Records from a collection
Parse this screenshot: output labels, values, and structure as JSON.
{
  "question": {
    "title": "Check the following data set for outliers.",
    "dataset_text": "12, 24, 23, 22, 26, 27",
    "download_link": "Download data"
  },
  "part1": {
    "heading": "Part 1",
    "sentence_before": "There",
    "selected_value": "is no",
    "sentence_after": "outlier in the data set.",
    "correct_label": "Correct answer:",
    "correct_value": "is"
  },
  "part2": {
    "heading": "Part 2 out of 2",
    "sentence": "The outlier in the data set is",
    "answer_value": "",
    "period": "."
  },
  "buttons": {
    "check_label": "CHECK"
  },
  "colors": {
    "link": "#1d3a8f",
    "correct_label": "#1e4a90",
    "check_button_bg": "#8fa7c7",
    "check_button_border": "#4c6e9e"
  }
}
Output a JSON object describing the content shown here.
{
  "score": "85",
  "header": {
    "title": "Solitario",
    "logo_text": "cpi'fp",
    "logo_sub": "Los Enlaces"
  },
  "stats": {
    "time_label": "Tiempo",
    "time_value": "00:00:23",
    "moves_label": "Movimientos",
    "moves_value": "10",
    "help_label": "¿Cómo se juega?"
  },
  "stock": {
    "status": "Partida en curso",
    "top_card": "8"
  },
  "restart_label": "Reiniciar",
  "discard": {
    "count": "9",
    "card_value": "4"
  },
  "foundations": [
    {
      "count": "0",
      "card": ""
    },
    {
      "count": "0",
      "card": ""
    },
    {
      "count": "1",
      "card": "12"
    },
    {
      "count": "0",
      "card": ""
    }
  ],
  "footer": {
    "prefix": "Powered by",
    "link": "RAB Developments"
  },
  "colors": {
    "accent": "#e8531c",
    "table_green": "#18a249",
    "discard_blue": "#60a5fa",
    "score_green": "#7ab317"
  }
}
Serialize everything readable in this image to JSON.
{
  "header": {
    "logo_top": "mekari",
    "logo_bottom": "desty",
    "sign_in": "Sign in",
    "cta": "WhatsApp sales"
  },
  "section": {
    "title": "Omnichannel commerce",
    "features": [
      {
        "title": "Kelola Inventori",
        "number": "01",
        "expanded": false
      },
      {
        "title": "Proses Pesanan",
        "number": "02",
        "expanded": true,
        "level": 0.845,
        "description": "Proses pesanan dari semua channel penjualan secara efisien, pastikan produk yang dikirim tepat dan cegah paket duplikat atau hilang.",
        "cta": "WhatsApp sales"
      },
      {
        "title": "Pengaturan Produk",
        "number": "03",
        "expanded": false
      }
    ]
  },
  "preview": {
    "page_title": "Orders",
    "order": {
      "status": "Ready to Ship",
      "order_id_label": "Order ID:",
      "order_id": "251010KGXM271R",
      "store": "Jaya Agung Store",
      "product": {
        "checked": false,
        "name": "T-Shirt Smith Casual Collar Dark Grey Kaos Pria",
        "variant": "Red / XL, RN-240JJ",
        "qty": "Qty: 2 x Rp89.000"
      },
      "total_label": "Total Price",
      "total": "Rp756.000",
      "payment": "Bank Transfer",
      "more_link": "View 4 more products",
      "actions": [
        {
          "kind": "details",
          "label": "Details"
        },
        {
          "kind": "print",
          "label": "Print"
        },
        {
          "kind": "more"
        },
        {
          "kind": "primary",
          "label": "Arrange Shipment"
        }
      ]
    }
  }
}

- Aim of the exercise
Give back, unchanged, every line from the one with "Serialize everything readable" to the end of the entries above.

- The answer
Serialize everything readable in this image to JSON.
{
  "header": {
    "logo_top": "mekari",
    "logo_bottom": "desty",
    "sign_in": "Sign in",
    "cta": "WhatsApp sales"
  },
  "section": {
    "title": "Omnichannel commerce",
    "features": [
      {
        "title": "Kelola Inventori",
        "number": "01",
        "expanded": false
      },
      {
        "title": "Proses Pesanan",
        "number": "02",
        "expanded": true,
        "level": 0.845,
        "description": "Proses pesanan dari semua channel penjualan secara efisien, pastikan produk yang dikirim tepat dan cegah paket duplikat atau hilang.",
        "cta": "WhatsApp sales"
      },
      {
        "title": "Pengaturan Produk",
        "number": "03",
        "expanded": false
      }
    ]
  },
  "preview": {
    "page_title": "Orders",
    "order": {
      "status": "Ready to Ship",
      "order_id_label": "Order ID:",
      "order_id": "251010KGXM271R",
      "store": "Jaya Agung Store",
      "product": {
        "checked": false,
        "name": "T-Shirt Smith Casual Collar Dark Grey Kaos Pria",
        "variant": "Red / XL, RN-240JJ",
        "qty": "Qty: 2 x Rp89.000"
      },
      "total_label": "Total Price",
      "total": "Rp756.000",
      "payment": "Bank Transfer",
      "more_link": "View 4 more products",
      "actions": [
        {
          "kind": "details",
          "label": "Details"
        },
        {
          "kind": "print",
          "label": "Print"
        },
        {
          "kind": "more"
        },
        {
          "kind": "primary",
          "label": "Arrange Shipment"
        }
      ]
    }
  }
}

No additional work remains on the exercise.